> **DATA EXCERPTS**:

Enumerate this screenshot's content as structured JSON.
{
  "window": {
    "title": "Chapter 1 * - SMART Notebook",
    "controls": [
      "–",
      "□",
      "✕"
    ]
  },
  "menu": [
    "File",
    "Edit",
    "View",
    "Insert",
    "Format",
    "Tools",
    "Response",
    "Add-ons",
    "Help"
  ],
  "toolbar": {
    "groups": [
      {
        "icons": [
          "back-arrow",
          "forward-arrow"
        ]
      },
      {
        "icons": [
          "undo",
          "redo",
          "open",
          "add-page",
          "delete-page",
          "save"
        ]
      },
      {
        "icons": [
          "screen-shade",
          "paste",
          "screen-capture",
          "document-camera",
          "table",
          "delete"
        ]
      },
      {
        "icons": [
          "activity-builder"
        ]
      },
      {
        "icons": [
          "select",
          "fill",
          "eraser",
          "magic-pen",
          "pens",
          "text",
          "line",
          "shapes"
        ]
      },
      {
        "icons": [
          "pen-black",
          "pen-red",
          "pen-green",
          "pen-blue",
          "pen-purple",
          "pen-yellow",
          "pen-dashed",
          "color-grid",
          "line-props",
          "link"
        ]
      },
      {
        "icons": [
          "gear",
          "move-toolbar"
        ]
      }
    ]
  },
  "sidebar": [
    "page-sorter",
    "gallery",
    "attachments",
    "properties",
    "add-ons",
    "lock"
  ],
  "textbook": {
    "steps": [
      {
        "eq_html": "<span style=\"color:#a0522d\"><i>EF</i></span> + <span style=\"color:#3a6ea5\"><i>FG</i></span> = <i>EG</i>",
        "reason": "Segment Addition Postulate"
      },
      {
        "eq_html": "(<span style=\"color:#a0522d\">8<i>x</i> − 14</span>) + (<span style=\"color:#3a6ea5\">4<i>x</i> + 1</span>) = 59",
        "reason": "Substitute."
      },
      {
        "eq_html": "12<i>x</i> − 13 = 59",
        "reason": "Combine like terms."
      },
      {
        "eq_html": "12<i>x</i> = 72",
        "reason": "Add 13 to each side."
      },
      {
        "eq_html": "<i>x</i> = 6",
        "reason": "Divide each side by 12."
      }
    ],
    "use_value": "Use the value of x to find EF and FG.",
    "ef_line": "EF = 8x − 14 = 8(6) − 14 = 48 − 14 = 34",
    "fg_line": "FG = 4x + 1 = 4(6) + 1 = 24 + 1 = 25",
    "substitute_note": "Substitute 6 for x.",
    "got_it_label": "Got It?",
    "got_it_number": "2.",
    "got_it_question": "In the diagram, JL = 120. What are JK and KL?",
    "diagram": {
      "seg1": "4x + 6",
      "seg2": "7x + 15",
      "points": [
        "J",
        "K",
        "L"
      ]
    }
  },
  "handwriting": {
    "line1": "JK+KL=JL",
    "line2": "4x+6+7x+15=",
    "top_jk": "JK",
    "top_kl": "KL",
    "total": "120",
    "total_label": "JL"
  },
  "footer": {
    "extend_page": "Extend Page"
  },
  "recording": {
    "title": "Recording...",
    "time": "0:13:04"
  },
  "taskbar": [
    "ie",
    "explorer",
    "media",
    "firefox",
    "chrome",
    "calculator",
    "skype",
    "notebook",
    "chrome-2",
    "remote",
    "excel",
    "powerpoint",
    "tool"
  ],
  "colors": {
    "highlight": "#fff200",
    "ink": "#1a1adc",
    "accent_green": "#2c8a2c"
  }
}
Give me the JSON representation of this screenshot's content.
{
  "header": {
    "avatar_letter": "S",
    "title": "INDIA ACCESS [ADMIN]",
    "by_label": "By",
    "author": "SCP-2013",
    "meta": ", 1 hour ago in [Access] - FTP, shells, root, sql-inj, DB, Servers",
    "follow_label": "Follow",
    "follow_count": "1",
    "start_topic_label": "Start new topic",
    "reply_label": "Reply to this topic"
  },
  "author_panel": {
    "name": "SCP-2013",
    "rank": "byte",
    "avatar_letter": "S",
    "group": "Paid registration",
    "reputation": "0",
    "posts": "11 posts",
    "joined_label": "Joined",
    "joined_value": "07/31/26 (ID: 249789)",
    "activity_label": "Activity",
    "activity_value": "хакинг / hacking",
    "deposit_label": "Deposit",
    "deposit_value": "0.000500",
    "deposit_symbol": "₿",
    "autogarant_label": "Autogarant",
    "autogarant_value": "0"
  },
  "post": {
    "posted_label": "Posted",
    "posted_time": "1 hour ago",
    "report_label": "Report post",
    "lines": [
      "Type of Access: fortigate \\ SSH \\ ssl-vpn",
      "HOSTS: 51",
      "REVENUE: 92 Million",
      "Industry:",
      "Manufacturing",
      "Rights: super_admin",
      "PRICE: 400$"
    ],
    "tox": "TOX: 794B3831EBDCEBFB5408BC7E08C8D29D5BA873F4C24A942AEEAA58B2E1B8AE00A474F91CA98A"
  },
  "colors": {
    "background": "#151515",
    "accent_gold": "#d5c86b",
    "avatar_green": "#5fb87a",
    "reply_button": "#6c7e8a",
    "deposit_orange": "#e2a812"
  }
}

> **EXERCISE BRIEF**: Output each record precisely as given.

> **TASK RESPONSE**:
Enumerate this screenshot's content as structured JSON.
{
  "window": {
    "title": "Chapter 1 * - SMART Notebook",
    "controls": [
      "–",
      "□",
      "✕"
    ]
  },
  "menu": [
    "File",
    "Edit",
    "View",
    "Insert",
    "Format",
    "Tools",
    "Response",
    "Add-ons",
    "Help"
  ],
  "toolbar": {
    "groups": [
      {
        "icons": [
          "back-arrow",
          "forward-arrow"
        ]
      },
      {
        "icons": [
          "undo",
          "redo",
          "open",
          "add-page",
          "delete-page",
          "save"
        ]
      },
      {
        "icons": [
          "screen-shade",
          "paste",
          "screen-capture",
          "document-camera",
          "table",
          "delete"
        ]
      },
      {
        "icons": [
          "activity-builder"
        ]
      },
      {
        "icons": [
          "select",
          "fill",
          "eraser",
          "magic-pen",
          "pens",
          "text",
          "line",
          "shapes"
        ]
      },
      {
        "icons": [
          "pen-black",
          "pen-red",
          "pen-green",
          "pen-blue",
          "pen-purple",
          "pen-yellow",
          "pen-dashed",
          "color-grid",
          "line-props",
          "link"
        ]
      },
      {
        "icons": [
          "gear",
          "move-toolbar"
        ]
      }
    ]
  },
  "sidebar": [
    "page-sorter",
    "gallery",
    "attachments",
    "properties",
    "add-ons",
    "lock"
  ],
  "textbook": {
    "steps": [
      {
        "eq_html": "<span style=\"color:#a0522d\"><i>EF</i></span> + <span style=\"color:#3a6ea5\"><i>FG</i></span> = <i>EG</i>",
        "reason": "Segment Addition Postulate"
      },
      {
        "eq_html": "(<span style=\"color:#a0522d\">8<i>x</i> − 14</span>) + (<span style=\"color:#3a6ea5\">4<i>x</i> + 1</span>) = 59",
        "reason": "Substitute."
      },
      {
        "eq_html": "12<i>x</i> − 13 = 59",
        "reason": "Combine like terms."
      },
      {
        "eq_html": "12<i>x</i> = 72",
        "reason": "Add 13 to each side."
      },
      {
        "eq_html": "<i>x</i> = 6",
        "reason": "Divide each side by 12."
      }
    ],
    "use_value": "Use the value of x to find EF and FG.",
    "ef_line": "EF = 8x − 14 = 8(6) − 14 = 48 − 14 = 34",
    "fg_line": "FG = 4x + 1 = 4(6) + 1 = 24 + 1 = 25",
    "substitute_note": "Substitute 6 for x.",
    "got_it_label": "Got It?",
    "got_it_number": "2.",
    "got_it_question": "In the diagram, JL = 120. What are JK and KL?",
    "diagram": {
      "seg1": "4x + 6",
      "seg2": "7x + 15",
      "points": [
        "J",
        "K",
        "L"
      ]
    }
  },
  "handwriting": {
    "line1": "JK+KL=JL",
    "line2": "4x+6+7x+15=",
    "top_jk": "JK",
    "top_kl": "KL",
    "total": "120",
    "total_label": "JL"
  },
  "footer": {
    "extend_page": "Extend Page"
  },
  "recording": {
    "title": "Recording...",
    "time": "0:13:04"
  },
  "taskbar": [
    "ie",
    "explorer",
    "media",
    "firefox",
    "chrome",
    "calculator",
    "skype",
    "notebook",
    "chrome-2",
    "remote",
    "excel",
    "powerpoint",
    "tool"
  ],
  "colors": {
    "highlight": "#fff200",
    "ink": "#1a1adc",
    "accent_green": "#2c8a2c"
  }
}
Give me the JSON representation of this screenshot's content.
{
  "header": {
    "avatar_letter": "S",
    "title": "INDIA ACCESS [ADMIN]",
    "by_label": "By",
    "author": "SCP-2013",
    "meta": ", 1 hour ago in [Access] - FTP, shells, root, sql-inj, DB, Servers",
    "follow_label": "Follow",
    "follow_count": "1",
    "start_topic_label": "Start new topic",
    "reply_label": "Reply to this topic"
  },
  "author_panel": {
    "name": "SCP-2013",
    "rank": "byte",
    "avatar_letter": "S",
    "group": "Paid registration",
    "reputation": "0",
    "posts": "11 posts",
    "joined_label": "Joined",
    "joined_value": "07/31/26 (ID: 249789)",
    "activity_label": "Activity",
    "activity_value": "хакинг / hacking",
    "deposit_label": "Deposit",
    "deposit_value": "0.000500",
    "deposit_symbol": "₿",
    "autogarant_label": "Autogarant",
    "autogarant_value": "0"
  },
  "post": {
    "posted_label": "Posted",
    "posted_time": "1 hour ago",
    "report_label": "Report post",
    "lines": [
      "Type of Access: fortigate \\ SSH \\ ssl-vpn",
      "HOSTS: 51",
      "REVENUE: 92 Million",
      "Industry:",
      "Manufacturing",
      "Rights: super_admin",
      "PRICE: 400$"
    ],
    "tox": "TOX: 794B3831EBDCEBFB5408BC7E08C8D29D5BA873F4C24A942AEEAA58B2E1B8AE00A474F91CA98A"
  },
  "colors": {
    "background": "#151515",
    "accent_gold": "#d5c86b",
    "avatar_green": "#5fb87a",
    "reply_button": "#6c7e8a",
    "deposit_orange": "#e2a812"
  }
}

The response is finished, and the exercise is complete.